§ TASK DIRECTIONS:
Quote, without any change, the line that contains "Read this page and output its text content." and all lines that follow it to the end of the data below.

Data excerpts
▼▼▼

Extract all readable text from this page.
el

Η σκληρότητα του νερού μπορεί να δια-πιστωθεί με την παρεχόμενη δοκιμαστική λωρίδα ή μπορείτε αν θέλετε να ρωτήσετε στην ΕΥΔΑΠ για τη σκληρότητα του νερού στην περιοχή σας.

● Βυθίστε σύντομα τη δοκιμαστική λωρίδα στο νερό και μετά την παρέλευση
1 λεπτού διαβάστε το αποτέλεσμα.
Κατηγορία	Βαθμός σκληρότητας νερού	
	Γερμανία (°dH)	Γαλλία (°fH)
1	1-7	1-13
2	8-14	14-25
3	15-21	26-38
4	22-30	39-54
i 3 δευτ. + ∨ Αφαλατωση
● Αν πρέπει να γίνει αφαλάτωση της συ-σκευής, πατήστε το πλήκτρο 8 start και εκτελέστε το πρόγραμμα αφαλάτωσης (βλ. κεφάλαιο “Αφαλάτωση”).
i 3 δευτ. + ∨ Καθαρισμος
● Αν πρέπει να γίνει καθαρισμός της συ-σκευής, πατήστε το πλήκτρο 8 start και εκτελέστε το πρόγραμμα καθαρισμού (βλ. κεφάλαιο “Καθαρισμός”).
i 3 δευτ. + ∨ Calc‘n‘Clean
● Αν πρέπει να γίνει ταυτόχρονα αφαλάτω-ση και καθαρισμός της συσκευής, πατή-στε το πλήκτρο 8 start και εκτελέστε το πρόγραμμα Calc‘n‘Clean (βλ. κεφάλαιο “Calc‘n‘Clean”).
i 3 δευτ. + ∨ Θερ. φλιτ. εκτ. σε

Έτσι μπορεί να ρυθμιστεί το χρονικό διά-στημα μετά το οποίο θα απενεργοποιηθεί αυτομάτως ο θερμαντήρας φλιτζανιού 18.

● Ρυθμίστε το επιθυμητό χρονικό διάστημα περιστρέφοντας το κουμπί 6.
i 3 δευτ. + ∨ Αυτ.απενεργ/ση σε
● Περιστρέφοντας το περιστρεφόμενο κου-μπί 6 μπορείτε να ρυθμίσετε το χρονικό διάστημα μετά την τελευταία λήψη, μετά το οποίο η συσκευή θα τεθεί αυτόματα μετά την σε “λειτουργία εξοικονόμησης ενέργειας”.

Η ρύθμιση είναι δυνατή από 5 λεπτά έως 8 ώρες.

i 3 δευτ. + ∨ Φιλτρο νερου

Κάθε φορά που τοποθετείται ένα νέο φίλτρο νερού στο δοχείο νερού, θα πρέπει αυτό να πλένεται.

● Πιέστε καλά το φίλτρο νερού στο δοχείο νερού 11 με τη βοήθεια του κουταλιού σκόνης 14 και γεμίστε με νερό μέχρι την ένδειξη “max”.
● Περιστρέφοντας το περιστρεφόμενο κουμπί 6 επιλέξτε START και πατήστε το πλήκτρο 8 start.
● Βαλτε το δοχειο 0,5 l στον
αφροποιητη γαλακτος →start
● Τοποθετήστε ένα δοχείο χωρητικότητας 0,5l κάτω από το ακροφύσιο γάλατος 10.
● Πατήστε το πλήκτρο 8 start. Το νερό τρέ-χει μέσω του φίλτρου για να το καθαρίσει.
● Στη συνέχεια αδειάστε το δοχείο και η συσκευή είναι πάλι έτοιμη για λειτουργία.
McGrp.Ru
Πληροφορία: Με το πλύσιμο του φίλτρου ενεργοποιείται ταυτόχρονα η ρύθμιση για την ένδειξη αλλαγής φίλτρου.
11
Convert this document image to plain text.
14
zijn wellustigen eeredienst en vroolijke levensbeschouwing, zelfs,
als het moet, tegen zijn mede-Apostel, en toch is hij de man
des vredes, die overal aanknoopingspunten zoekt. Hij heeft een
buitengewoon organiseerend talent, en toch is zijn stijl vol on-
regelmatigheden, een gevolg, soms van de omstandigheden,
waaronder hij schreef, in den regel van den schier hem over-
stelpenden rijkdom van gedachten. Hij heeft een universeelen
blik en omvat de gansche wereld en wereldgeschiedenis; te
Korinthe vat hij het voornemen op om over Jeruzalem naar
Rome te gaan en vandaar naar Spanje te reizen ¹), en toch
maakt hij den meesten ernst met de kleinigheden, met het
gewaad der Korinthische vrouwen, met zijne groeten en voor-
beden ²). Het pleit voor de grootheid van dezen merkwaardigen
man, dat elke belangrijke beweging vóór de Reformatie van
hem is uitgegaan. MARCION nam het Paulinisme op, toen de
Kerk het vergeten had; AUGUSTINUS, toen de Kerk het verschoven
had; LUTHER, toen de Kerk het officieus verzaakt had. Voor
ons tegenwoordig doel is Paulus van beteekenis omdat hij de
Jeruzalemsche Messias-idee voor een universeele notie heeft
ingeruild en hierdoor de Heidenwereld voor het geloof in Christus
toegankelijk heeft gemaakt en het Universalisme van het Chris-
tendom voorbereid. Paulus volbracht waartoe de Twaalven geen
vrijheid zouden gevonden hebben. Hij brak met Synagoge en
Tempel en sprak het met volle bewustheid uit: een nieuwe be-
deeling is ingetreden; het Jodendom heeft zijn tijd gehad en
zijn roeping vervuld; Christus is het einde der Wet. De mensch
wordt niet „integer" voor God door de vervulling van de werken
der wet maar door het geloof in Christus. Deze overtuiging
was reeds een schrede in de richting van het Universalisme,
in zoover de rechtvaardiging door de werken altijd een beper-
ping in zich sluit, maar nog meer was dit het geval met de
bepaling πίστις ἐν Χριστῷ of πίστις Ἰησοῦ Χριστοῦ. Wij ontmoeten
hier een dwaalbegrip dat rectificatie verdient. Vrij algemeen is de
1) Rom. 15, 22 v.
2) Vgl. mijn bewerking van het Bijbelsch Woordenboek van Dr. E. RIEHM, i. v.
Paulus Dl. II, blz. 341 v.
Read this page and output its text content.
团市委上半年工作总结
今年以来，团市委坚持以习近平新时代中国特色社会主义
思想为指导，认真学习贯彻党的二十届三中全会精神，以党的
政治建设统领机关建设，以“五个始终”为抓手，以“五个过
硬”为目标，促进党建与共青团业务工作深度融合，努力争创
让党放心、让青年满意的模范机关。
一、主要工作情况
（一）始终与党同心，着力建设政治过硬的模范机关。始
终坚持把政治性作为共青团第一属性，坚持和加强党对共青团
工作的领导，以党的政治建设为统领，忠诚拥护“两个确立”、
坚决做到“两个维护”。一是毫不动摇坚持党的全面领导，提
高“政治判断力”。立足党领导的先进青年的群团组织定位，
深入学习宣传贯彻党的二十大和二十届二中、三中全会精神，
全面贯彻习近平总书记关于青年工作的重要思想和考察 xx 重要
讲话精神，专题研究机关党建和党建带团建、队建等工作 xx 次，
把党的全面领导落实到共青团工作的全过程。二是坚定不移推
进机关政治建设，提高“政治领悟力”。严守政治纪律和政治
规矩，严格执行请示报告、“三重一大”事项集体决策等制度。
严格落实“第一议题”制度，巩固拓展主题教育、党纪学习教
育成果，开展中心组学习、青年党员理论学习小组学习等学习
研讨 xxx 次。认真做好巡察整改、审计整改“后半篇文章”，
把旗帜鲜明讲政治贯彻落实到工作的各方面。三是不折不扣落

▲▲▲

§ EXPECTED ANSWER:
Read this page and output its text content.
团市委上半年工作总结
今年以来，团市委坚持以习近平新时代中国特色社会主义
思想为指导，认真学习贯彻党的二十届三中全会精神，以党的
政治建设统领机关建设，以“五个始终”为抓手，以“五个过
硬”为目标，促进党建与共青团业务工作深度融合，努力争创
让党放心、让青年满意的模范机关。
一、主要工作情况
（一）始终与党同心，着力建设政治过硬的模范机关。始
终坚持把政治性作为共青团第一属性，坚持和加强党对共青团
工作的领导，以党的政治建设为统领，忠诚拥护“两个确立”、
坚决做到“两个维护”。一是毫不动摇坚持党的全面领导，提
高“政治判断力”。立足党领导的先进青年的群团组织定位，
深入学习宣传贯彻党的二十大和二十届二中、三中全会精神，
全面贯彻习近平总书记关于青年工作的重要思想和考察 xx 重要
讲话精神，专题研究机关党建和党建带团建、队建等工作 xx 次，
把党的全面领导落实到共青团工作的全过程。二是坚定不移推
进机关政治建设，提高“政治领悟力”。严守政治纪律和政治
规矩，严格执行请示报告、“三重一大”事项集体决策等制度。
严格落实“第一议题”制度，巩固拓展主题教育、党纪学习教
育成果，开展中心组学习、青年党员理论学习小组学习等学习
研讨 xxx 次。认真做好巡察整改、审计整改“后半篇文章”，
把旗帜鲜明讲政治贯彻落实到工作的各方面。三是不折不扣落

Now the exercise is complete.